Excerpt provided start

Consider a feedforward network \(\mathcal{N}_\theta(x) = W^{(L+1)} \sigma(W^{(L)} \cdots \sigma(W^{(1)} x + b^{(1)}) \cdots + b^{(L)}) + b^{(L+1)}\).

For ReLU activation, \(|\sigma(a) - \sigma(b)| \leq |a - b|\) for all \(a, b \in \mathbb{R}\) (Lipschitz constant 1). For tanh, \(|\tanh(a) - \tanh(b)| \leq |a - b|\) (since \(|\tanh'(z)| = 1 - \tanh^2(z) \leq 1\)).

Deriving the Lipschitz bound. Consider the mapping at each layer:

\[ h^{(\ell)}(x) = \sigma(W^{(\ell)} h^{(\ell-1)}(x) + b^{(\ell)}) \]

For two inputs \(x, y\):

\[ |h^{(\ell)}(x) - h^{(\ell)}(y)| \leq |W^{(\ell)}(h^{(\ell-1)}(x) - h^{(\ell-1)}(y))| \leq \|W^{(\ell)}\|_2 \cdot |h^{(\ell-1)}(x) - h^{(\ell-1)}(y)| \]

where we used the Lipschitz property of \(\sigma\) (Lipschitz constant 1) and the operator norm of \(W^{(\ell)}\).

Iterating from layer 1 to layer \(L+1\):

\[ |\mathcal{N}_\theta(x) - \mathcal{N}_\theta(y)| \leq \prod_{\ell=1}^{L+1} \|W^{(\ell)}\|_2 \cdot |x - y| \]

If \(\|W^{(\ell)}\|_2 \leq B\) for all layers, the Lipschitz constant of the network is:

\[ \text{Lip}(\mathcal{N}_\theta) \leq B^{L+1} \]

This grows exponentially with depth \(L\) for \(B > 1\), but remains controlled for \(B \leq 1\).

Weight clipping for well-posedness. During training, if we clip weights so that \(\|W^{(\ell)}\|_2 \leq B\) after each gradient step, we guarantee:

Lipschitz continuity of \(\mu_\theta\) and \(\sigma_\phi\) with constant \(\leq B^{L+1}\), satisfying the first existence/uniqueness condition.

Excerpt provided end

Actions to take:
[1] Translate this sentence from the Lipschitz bound excerpt into Spanish: "This grows exponentially with depth \(L\) for \(B > 1\), but remains controlled for \(B \leq 1\)."
[2] Please repeat, word for word, the part of the Lipschitz bound excerpt that opens with the words containing "Iterating from layer" and closes with "first existence/uniqueness condition.".
The items have no role in any of this.

Material provided start

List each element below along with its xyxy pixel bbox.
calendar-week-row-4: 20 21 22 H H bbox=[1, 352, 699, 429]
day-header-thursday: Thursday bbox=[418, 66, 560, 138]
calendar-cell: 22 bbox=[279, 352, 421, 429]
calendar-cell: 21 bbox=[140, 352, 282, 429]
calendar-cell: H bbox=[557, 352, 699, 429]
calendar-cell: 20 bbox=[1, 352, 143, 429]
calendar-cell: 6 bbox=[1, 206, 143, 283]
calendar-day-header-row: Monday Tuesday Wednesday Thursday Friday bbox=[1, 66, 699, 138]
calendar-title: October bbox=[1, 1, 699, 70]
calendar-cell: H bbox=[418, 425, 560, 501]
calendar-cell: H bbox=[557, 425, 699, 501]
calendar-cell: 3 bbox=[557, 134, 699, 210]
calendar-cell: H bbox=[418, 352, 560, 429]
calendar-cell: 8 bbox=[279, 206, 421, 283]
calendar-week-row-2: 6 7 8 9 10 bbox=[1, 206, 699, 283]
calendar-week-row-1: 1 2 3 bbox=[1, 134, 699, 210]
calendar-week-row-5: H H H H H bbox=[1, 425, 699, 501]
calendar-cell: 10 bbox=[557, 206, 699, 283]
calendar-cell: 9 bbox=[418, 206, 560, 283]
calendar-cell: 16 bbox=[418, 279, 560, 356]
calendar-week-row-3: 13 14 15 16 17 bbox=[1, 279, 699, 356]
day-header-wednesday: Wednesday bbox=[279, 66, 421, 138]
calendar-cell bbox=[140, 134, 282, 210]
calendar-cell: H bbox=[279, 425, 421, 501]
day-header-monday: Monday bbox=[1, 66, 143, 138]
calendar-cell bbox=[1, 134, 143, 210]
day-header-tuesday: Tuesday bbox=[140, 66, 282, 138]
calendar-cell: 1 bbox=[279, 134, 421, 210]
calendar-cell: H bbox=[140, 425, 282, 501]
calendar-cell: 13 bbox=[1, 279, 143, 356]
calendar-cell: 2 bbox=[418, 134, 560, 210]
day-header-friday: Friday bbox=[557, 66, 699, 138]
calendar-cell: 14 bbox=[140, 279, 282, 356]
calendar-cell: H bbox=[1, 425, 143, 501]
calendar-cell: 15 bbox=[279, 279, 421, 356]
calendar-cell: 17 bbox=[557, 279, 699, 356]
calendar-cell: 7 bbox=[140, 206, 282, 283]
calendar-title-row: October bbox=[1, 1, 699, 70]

Material provided end

Answers to the problems:
[1] Esto crece exponencialmente con la profundidad \(L\) para \(B > 1\), pero se mantiene controlado para \(B \leq 1\).

[2]
Iterating from layer 1 to layer \(L+1\):

\[ |\mathcal{N}_\theta(x) - \mathcal{N}_\theta(y)| \leq \prod_{\ell=1}^{L+1} \|W^{(\ell)}\|_2 \cdot |x - y| \]

If \(\|W^{(\ell)}\|_2 \leq B\) for all layers, the Lipschitz constant of the network is:

\[ \text{Lip}(\mathcal{N}_\theta) \leq B^{L+1} \]

This grows exponentially with depth \(L\) for \(B > 1\), but remains controlled for \(B \leq 1\).

Weight clipping for well-posedness. During training, if we clip weights so that \(\|W^{(\ell)}\|_2 \leq B\) after each gradient step, we guarantee:

Lipschitz continuity of \(\mu_\theta\) and \(\sigma_\phi\) with constant \(\leq B^{L+1}\), satisfying the first existence/uniqueness condition.